═════ TASK DATA ═════

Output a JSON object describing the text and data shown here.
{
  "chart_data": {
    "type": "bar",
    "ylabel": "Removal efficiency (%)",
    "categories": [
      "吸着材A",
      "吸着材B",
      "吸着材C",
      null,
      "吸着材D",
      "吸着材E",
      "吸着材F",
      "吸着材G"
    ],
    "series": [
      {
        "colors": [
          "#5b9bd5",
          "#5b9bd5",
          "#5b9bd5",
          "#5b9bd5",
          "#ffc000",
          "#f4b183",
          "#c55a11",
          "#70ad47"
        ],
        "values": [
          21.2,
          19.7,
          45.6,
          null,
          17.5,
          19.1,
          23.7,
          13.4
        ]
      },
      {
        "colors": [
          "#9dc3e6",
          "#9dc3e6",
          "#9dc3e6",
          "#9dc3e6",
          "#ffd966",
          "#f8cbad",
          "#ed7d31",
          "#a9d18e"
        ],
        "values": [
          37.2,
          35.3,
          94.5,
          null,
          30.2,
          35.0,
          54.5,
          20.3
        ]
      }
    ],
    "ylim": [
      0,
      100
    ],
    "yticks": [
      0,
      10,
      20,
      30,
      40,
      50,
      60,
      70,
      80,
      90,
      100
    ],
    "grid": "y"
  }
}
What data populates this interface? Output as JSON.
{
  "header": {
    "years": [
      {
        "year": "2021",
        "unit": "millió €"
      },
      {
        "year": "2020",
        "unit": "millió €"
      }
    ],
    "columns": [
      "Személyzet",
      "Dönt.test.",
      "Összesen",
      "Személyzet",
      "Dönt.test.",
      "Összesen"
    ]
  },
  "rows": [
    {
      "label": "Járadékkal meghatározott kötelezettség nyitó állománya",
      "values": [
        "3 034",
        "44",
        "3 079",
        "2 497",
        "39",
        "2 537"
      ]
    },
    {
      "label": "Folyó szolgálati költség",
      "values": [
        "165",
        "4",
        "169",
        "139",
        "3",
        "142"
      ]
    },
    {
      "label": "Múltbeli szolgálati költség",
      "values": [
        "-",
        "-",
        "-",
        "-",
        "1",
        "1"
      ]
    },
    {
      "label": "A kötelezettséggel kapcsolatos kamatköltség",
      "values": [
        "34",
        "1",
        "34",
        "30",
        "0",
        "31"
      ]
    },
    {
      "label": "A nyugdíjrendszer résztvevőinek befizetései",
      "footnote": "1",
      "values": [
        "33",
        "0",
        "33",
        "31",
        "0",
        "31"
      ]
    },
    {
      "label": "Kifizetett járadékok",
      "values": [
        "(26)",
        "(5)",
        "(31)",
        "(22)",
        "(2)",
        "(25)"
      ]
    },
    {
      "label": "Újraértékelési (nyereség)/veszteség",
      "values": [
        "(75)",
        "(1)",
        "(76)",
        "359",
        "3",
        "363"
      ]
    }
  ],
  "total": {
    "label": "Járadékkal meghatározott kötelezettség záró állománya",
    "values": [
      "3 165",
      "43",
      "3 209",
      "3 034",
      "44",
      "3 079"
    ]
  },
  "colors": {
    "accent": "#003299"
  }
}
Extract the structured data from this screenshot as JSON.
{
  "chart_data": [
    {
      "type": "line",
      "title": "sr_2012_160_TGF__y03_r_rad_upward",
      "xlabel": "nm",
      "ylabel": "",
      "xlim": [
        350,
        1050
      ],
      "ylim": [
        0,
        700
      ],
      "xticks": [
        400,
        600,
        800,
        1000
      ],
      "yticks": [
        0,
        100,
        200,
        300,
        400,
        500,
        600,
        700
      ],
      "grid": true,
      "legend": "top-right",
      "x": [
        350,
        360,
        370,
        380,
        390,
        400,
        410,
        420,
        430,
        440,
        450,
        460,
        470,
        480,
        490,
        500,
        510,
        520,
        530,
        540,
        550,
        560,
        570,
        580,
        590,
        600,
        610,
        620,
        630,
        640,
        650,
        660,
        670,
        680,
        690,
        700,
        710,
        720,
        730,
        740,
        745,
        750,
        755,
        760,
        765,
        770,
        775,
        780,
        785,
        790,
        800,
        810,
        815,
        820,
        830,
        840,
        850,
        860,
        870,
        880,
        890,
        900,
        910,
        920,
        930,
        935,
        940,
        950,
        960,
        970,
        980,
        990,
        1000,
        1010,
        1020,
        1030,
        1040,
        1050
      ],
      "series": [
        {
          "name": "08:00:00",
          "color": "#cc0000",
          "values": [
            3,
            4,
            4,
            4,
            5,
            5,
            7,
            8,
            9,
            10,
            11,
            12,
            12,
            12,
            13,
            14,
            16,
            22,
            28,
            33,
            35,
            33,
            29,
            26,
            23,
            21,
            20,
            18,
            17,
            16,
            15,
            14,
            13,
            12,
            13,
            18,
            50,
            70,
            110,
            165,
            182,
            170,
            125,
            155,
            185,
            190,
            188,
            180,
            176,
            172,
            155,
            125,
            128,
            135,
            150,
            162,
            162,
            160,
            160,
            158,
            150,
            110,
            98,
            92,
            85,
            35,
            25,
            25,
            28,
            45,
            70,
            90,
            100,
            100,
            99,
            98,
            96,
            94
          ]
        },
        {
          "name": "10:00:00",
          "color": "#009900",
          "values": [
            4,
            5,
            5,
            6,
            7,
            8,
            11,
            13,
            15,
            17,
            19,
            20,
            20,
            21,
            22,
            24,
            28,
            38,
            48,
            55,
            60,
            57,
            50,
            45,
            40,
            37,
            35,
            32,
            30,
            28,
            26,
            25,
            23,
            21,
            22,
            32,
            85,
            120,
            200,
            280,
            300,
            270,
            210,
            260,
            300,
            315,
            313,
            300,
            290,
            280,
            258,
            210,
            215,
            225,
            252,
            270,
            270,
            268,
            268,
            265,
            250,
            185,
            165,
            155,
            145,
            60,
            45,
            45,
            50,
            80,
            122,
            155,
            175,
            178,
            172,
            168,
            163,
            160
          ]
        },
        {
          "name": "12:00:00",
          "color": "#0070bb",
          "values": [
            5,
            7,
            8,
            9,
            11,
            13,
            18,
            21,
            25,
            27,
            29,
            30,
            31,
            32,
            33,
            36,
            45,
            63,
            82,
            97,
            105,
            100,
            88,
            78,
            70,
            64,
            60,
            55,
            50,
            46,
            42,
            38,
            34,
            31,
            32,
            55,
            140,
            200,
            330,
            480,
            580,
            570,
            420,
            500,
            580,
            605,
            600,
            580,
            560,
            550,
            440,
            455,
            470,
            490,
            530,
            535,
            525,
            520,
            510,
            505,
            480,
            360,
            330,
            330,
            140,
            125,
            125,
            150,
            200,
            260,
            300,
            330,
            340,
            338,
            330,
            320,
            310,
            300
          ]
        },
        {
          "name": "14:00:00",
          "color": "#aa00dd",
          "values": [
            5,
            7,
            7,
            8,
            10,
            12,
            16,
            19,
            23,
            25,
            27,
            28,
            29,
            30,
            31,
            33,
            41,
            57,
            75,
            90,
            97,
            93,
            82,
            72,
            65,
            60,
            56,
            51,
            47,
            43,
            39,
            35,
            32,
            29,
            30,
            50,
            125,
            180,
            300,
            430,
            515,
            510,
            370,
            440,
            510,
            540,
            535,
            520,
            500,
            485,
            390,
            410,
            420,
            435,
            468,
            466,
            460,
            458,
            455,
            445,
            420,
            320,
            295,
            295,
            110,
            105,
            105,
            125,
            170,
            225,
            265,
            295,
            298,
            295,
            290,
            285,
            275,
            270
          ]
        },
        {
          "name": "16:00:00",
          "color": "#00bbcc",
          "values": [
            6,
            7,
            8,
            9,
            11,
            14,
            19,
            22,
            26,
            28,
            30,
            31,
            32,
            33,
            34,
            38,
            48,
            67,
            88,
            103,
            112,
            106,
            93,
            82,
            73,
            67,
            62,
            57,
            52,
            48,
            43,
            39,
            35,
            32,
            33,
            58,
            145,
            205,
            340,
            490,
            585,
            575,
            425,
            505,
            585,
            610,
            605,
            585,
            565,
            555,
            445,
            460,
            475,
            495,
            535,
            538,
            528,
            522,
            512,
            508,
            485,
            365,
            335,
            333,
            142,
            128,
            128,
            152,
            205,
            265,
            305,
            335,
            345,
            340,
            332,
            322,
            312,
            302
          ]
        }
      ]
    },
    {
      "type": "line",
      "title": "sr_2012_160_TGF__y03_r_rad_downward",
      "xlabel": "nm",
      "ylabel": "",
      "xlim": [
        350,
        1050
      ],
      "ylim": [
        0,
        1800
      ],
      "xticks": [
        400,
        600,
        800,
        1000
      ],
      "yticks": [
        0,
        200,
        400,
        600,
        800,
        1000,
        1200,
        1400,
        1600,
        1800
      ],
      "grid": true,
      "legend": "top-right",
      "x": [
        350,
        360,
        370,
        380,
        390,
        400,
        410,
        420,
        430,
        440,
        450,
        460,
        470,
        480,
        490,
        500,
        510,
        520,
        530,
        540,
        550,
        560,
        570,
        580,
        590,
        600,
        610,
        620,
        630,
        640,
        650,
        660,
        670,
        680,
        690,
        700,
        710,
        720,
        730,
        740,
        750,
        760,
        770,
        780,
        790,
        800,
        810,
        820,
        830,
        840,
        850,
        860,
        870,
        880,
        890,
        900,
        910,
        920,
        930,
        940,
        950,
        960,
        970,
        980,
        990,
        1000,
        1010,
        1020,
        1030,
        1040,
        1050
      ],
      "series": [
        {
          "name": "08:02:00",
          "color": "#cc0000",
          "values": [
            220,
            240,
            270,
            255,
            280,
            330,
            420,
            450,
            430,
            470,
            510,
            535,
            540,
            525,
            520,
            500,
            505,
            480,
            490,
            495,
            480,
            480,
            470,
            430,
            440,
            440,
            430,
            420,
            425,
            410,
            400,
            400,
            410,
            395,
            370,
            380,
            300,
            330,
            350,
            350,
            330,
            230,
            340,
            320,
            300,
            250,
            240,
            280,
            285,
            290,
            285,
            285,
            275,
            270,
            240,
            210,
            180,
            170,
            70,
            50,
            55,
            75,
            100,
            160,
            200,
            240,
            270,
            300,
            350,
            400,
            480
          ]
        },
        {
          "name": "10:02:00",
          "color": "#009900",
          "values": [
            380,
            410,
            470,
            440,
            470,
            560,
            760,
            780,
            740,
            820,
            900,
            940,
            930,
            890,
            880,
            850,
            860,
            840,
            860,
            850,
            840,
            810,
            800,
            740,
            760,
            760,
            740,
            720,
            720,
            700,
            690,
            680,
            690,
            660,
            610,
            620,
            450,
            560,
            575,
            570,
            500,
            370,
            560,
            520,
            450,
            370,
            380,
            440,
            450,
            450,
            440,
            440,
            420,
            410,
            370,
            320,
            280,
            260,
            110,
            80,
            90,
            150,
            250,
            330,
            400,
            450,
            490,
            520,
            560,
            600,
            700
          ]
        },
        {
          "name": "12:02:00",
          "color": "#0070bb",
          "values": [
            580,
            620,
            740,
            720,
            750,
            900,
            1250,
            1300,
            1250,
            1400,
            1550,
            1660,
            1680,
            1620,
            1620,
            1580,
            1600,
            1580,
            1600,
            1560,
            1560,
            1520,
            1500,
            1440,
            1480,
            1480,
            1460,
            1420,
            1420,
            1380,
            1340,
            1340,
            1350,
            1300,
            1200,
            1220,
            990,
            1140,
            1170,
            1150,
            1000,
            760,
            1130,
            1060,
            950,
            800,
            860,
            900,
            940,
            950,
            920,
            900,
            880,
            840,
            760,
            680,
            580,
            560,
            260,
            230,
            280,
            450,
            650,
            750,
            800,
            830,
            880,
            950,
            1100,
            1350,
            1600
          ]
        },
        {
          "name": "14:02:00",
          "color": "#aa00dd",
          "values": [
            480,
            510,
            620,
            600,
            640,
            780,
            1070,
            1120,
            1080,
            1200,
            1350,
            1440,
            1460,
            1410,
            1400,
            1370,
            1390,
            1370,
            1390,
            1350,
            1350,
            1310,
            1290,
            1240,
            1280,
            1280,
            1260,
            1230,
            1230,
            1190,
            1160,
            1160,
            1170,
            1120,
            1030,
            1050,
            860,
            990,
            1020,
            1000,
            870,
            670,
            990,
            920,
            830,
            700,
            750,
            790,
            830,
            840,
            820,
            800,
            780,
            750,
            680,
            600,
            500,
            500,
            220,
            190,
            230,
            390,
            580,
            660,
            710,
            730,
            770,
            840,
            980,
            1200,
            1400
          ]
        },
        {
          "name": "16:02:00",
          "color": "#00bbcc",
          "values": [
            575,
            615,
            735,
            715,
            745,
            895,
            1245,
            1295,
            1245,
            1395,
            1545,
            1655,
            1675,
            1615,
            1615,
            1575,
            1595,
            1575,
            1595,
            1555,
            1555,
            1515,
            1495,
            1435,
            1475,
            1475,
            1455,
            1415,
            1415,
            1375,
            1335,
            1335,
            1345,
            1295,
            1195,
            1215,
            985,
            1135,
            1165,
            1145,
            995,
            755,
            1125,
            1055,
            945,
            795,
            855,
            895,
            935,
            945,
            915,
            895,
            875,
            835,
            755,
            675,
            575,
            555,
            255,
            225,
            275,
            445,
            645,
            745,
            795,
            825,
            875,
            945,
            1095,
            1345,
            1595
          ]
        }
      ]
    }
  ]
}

═════

Show every line above in which the word "JSON" occurs.

» EXPECTED ANSWER
Output a JSON object describing the text and data shown here.
What data populates this interface? Output as JSON.
Extract the structured data from this screenshot as JSON.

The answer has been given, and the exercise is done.